**What is asked:**
Gather all lines with the word "ylabel" in them.

== Input

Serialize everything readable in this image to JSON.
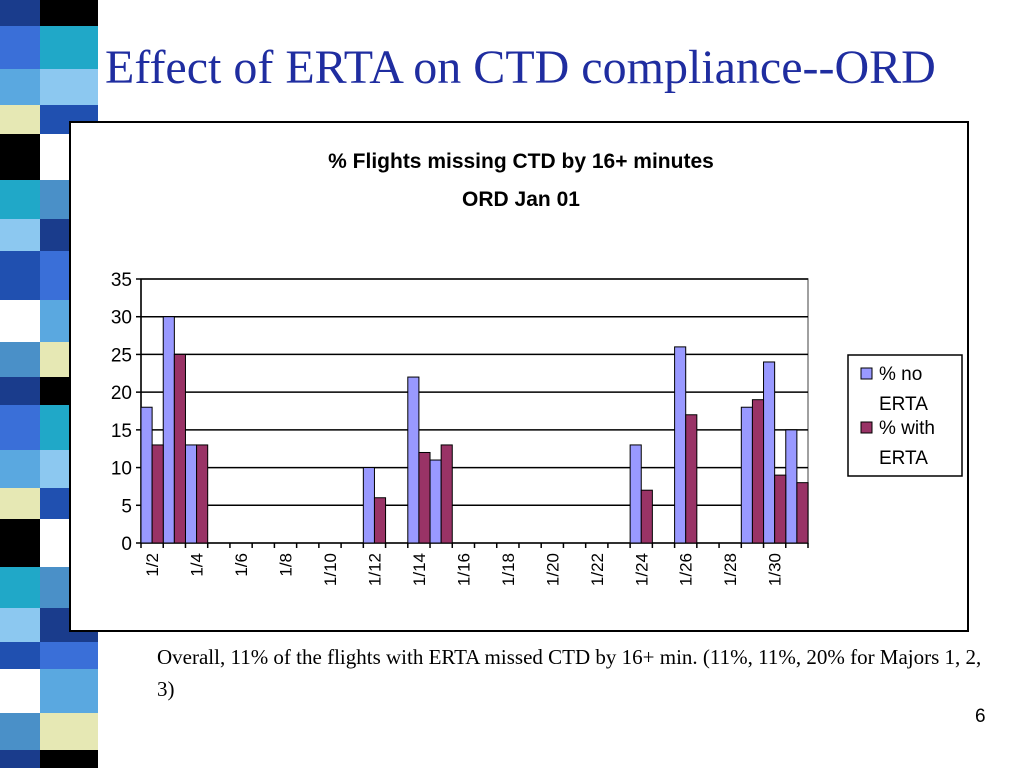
{
  "slide": {
    "title": "Effect of ERTA on CTD compliance--ORD",
    "caption": "Overall, 11% of the flights with ERTA missed CTD by 16+ min.  (11%, 11%, 20% for Majors 1, 2, 3)",
    "page_number": "6"
  },
  "colors": {
    "title": "#1f2da0",
    "series_no_erta": "#9999ff",
    "series_with_erta": "#993366"
  },
  "chart_data": {
    "type": "bar",
    "title": "% Flights missing CTD by 16+ minutes",
    "subtitle": "ORD Jan 01",
    "xlabel": "",
    "ylabel": "",
    "ylim": [
      0,
      35
    ],
    "yticks": [
      0,
      5,
      10,
      15,
      20,
      25,
      30,
      35
    ],
    "grid": true,
    "legend_position": "right",
    "categories": [
      "1/2",
      "1/3",
      "1/4",
      "1/5",
      "1/6",
      "1/7",
      "1/8",
      "1/9",
      "1/10",
      "1/11",
      "1/12",
      "1/13",
      "1/14",
      "1/15",
      "1/16",
      "1/17",
      "1/18",
      "1/19",
      "1/20",
      "1/21",
      "1/22",
      "1/23",
      "1/24",
      "1/25",
      "1/26",
      "1/27",
      "1/28",
      "1/29",
      "1/30",
      "1/31"
    ],
    "tick_labels": [
      "1/2",
      "1/4",
      "1/6",
      "1/8",
      "1/10",
      "1/12",
      "1/14",
      "1/16",
      "1/18",
      "1/20",
      "1/22",
      "1/24",
      "1/26",
      "1/28",
      "1/30"
    ],
    "series": [
      {
        "name": "% no ERTA",
        "color": "#9999ff",
        "values": [
          18,
          30,
          13,
          0,
          0,
          0,
          0,
          0,
          0,
          0,
          10,
          0,
          22,
          11,
          0,
          0,
          0,
          0,
          0,
          0,
          0,
          0,
          13,
          0,
          26,
          0,
          0,
          18,
          24,
          15
        ]
      },
      {
        "name": "% with ERTA",
        "color": "#993366",
        "values": [
          13,
          25,
          13,
          0,
          0,
          0,
          0,
          0,
          0,
          0,
          6,
          0,
          12,
          13,
          0,
          0,
          0,
          0,
          0,
          0,
          0,
          0,
          7,
          0,
          17,
          0,
          0,
          19,
          9,
          8
        ]
      }
    ]
  }
}
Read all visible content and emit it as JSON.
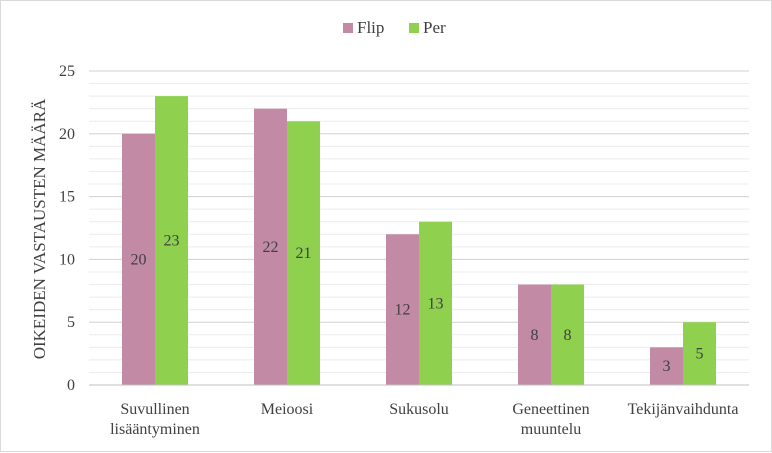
{
  "chart_data": {
    "type": "bar",
    "title": "",
    "xlabel": "",
    "ylabel": "OIKEIDEN VASTAUSTEN MÄÄRÄ",
    "ylim": [
      0,
      25
    ],
    "yticks": [
      0,
      5,
      10,
      15,
      20,
      25
    ],
    "grid": true,
    "legend_position": "top-center",
    "categories": [
      [
        "Suvullinen",
        "lisääntyminen"
      ],
      [
        "Meioosi"
      ],
      [
        "Sukusolu"
      ],
      [
        "Geneettinen",
        "muuntelu"
      ],
      [
        "Tekijänvaihdunta"
      ]
    ],
    "series": [
      {
        "name": "Flip",
        "color": "#c28aa5",
        "values": [
          20,
          22,
          12,
          8,
          3
        ]
      },
      {
        "name": "Per",
        "color": "#8fd14f",
        "values": [
          23,
          21,
          13,
          8,
          5
        ]
      }
    ]
  }
}
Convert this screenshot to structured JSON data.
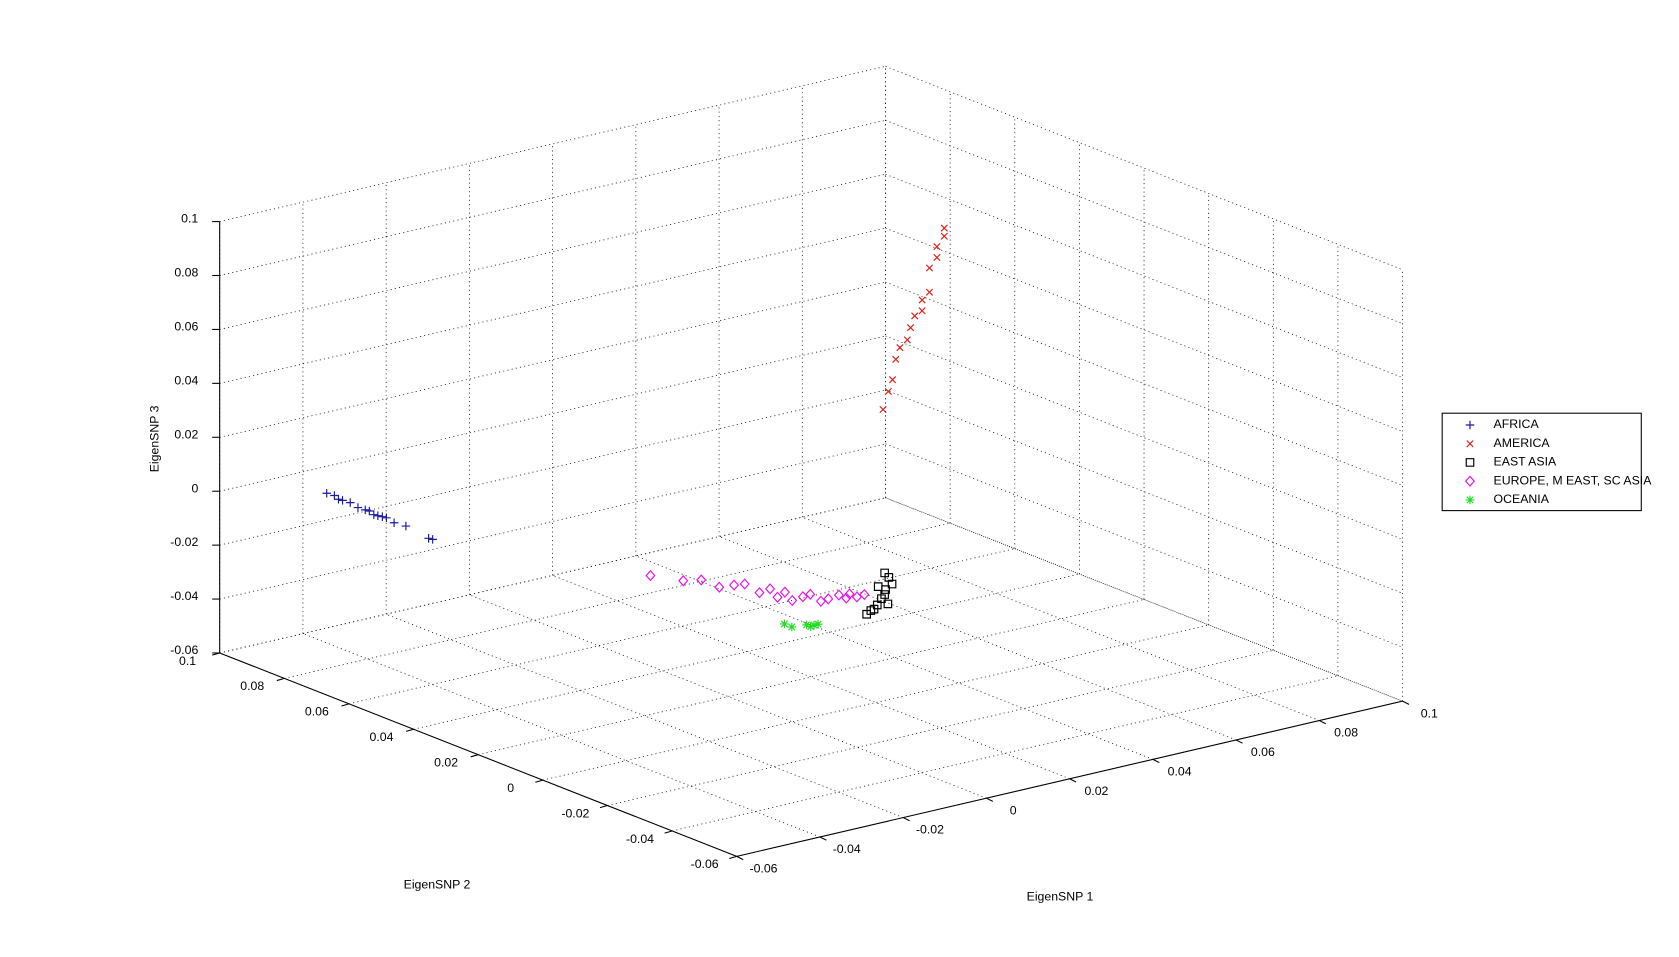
{
  "chart_data": {
    "type": "scatter3d",
    "xlabel": "EigenSNP 1",
    "ylabel": "EigenSNP 2",
    "zlabel": "EigenSNP 3",
    "xlim": [
      -0.06,
      0.1
    ],
    "ylim": [
      -0.06,
      0.1
    ],
    "zlim": [
      -0.06,
      0.1
    ],
    "xticks": [
      -0.06,
      -0.04,
      -0.02,
      0,
      0.02,
      0.04,
      0.06,
      0.08,
      0.1
    ],
    "yticks": [
      -0.06,
      -0.04,
      -0.02,
      0,
      0.02,
      0.04,
      0.06,
      0.08,
      0.1
    ],
    "zticks": [
      -0.06,
      -0.04,
      -0.02,
      0,
      0.02,
      0.04,
      0.06,
      0.08,
      0.1
    ],
    "grid": true,
    "legend": "right",
    "series": [
      {
        "name": "AFRICA",
        "marker": "plus",
        "color": "#1a1aa6",
        "x": [
          -0.0405,
          -0.0402,
          -0.04,
          -0.0398,
          -0.0395,
          -0.0392,
          -0.039,
          -0.0388,
          -0.0385,
          -0.0383,
          -0.038,
          -0.0378,
          -0.0375,
          -0.037,
          -0.0362,
          -0.036
        ],
        "y": [
          0.092,
          0.09,
          0.089,
          0.088,
          0.086,
          0.084,
          0.082,
          0.081,
          0.08,
          0.079,
          0.078,
          0.077,
          0.075,
          0.072,
          0.066,
          0.065
        ],
        "z": [
          -0.004,
          -0.004,
          -0.005,
          -0.005,
          -0.005,
          -0.006,
          -0.006,
          -0.006,
          -0.007,
          -0.007,
          -0.007,
          -0.007,
          -0.008,
          -0.008,
          -0.01,
          -0.01
        ]
      },
      {
        "name": "AMERICA",
        "marker": "x",
        "color": "#e0201b",
        "x": [
          0.0435,
          0.044,
          0.045,
          0.045,
          0.046,
          0.047,
          0.047,
          0.048,
          0.049,
          0.049,
          0.05,
          0.05,
          0.051,
          0.051,
          0.052,
          0.052
        ],
        "y": [
          0.028,
          0.027,
          0.027,
          0.026,
          0.026,
          0.025,
          0.024,
          0.024,
          0.023,
          0.023,
          0.022,
          0.022,
          0.021,
          0.021,
          0.02,
          0.02
        ],
        "z": [
          0.027,
          0.034,
          0.038,
          0.046,
          0.05,
          0.053,
          0.058,
          0.062,
          0.064,
          0.068,
          0.071,
          0.08,
          0.084,
          0.088,
          0.092,
          0.095
        ]
      },
      {
        "name": "EAST ASIA",
        "marker": "square",
        "color": "#000000",
        "x": [
          0.038,
          0.039,
          0.039,
          0.04,
          0.04,
          0.04,
          0.041,
          0.041,
          0.039,
          0.04,
          0.041,
          0.04
        ],
        "y": [
          0.026,
          0.025,
          0.024,
          0.024,
          0.023,
          0.025,
          0.022,
          0.023,
          0.026,
          0.022,
          0.024,
          0.023
        ],
        "z": [
          -0.046,
          -0.044,
          -0.042,
          -0.04,
          -0.038,
          -0.036,
          -0.034,
          -0.032,
          -0.045,
          -0.041,
          -0.037,
          -0.03
        ]
      },
      {
        "name": "EUROPE, M EAST, SC ASIA",
        "marker": "diamond",
        "color": "#ee11ee",
        "x": [
          0.014,
          0.018,
          0.02,
          0.022,
          0.024,
          0.025,
          0.027,
          0.028,
          0.029,
          0.03,
          0.031,
          0.032,
          0.033,
          0.034,
          0.035,
          0.036,
          0.037,
          0.037,
          0.038,
          0.039
        ],
        "y": [
          0.062,
          0.057,
          0.054,
          0.051,
          0.049,
          0.047,
          0.045,
          0.043,
          0.042,
          0.041,
          0.04,
          0.038,
          0.037,
          0.035,
          0.034,
          0.032,
          0.031,
          0.03,
          0.029,
          0.028
        ],
        "z": [
          -0.04,
          -0.041,
          -0.04,
          -0.042,
          -0.041,
          -0.04,
          -0.043,
          -0.041,
          -0.044,
          -0.042,
          -0.045,
          -0.043,
          -0.042,
          -0.044,
          -0.043,
          -0.041,
          -0.042,
          -0.04,
          -0.041,
          -0.04
        ]
      },
      {
        "name": "OCEANIA",
        "marker": "asterisk",
        "color": "#22dd22",
        "x": [
          0.026,
          0.027,
          0.029,
          0.03,
          0.03,
          0.031
        ],
        "y": [
          0.036,
          0.035,
          0.033,
          0.033,
          0.032,
          0.032
        ],
        "z": [
          -0.05,
          -0.051,
          -0.05,
          -0.051,
          -0.05,
          -0.05
        ]
      }
    ]
  }
}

====

**Solved exercise:**
    "ylabel": "",
    "ylabel": "OIKEIDEN VASTAUSTEN MÄÄRÄ",
    "ylabel": "EigenSNP 2",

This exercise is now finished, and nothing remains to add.